Search the data below for "connected"; list each line that holds it.

------ RECORDS SHOWN

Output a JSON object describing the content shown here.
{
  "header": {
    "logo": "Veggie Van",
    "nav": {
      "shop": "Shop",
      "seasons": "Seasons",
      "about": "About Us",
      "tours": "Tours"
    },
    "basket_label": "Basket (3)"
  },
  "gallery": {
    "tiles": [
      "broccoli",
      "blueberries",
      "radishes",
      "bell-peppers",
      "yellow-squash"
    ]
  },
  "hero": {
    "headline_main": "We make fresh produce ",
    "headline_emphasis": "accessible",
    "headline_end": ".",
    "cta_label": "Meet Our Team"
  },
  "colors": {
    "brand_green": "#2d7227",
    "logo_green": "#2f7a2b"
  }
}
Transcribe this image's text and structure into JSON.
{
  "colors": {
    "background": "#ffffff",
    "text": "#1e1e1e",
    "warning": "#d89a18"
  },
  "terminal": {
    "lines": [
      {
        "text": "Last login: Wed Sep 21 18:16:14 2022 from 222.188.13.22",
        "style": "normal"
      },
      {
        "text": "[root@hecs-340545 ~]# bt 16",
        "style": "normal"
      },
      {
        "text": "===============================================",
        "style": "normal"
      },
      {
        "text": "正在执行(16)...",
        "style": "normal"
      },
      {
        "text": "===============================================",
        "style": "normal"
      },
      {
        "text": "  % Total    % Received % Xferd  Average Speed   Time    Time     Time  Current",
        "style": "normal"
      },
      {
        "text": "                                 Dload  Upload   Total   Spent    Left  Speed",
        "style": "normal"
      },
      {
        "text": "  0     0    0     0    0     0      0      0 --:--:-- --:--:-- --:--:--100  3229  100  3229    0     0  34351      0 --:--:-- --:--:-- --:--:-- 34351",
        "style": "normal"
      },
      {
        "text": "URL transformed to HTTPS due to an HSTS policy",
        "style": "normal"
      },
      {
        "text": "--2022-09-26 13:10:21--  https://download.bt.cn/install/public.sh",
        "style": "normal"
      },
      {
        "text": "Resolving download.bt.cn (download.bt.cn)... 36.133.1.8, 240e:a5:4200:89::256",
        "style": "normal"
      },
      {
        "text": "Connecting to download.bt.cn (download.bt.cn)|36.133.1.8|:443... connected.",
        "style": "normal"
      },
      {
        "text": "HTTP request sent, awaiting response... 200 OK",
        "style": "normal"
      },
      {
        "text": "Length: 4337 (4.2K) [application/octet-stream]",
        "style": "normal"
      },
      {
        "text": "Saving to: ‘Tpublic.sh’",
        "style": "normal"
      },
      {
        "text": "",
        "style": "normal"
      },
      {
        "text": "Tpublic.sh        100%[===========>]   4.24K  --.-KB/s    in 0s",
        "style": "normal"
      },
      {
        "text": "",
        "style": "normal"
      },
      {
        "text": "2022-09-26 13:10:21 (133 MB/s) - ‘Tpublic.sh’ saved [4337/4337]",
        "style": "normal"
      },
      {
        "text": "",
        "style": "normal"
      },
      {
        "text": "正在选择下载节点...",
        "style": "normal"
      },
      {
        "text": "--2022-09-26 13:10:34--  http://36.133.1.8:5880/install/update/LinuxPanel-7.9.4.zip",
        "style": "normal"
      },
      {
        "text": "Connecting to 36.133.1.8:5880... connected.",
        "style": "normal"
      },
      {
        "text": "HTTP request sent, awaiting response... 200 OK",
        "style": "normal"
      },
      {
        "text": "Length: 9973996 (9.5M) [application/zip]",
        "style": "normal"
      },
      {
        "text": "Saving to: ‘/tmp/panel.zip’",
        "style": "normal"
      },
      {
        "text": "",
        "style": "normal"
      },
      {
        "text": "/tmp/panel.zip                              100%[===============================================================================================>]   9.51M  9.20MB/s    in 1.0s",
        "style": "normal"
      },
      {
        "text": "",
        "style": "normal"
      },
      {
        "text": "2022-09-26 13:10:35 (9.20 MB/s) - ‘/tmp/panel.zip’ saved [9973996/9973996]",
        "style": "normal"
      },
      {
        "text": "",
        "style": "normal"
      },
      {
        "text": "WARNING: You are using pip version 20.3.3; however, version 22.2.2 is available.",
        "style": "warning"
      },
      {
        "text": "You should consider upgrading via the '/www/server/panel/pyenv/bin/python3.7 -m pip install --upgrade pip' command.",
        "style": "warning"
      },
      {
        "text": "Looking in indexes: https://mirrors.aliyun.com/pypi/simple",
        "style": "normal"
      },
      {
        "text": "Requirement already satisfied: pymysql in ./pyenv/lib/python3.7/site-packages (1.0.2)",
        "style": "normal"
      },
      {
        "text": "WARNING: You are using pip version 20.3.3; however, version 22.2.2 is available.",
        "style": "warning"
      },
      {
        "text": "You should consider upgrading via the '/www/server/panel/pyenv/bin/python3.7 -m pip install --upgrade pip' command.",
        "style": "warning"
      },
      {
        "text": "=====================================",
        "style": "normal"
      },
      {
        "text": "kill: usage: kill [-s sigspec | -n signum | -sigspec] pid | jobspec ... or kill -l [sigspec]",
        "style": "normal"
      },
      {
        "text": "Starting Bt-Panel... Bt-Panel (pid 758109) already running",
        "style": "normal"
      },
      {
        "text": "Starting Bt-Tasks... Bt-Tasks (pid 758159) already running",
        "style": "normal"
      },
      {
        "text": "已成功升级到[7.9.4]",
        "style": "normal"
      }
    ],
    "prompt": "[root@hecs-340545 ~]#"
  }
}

------------

→ **FINISHED ANSWER**
        "text": "Connecting to download.bt.cn (download.bt.cn)|36.133.1.8|:443... connected.",
        "text": "Connecting to 36.133.1.8:5880... connected.",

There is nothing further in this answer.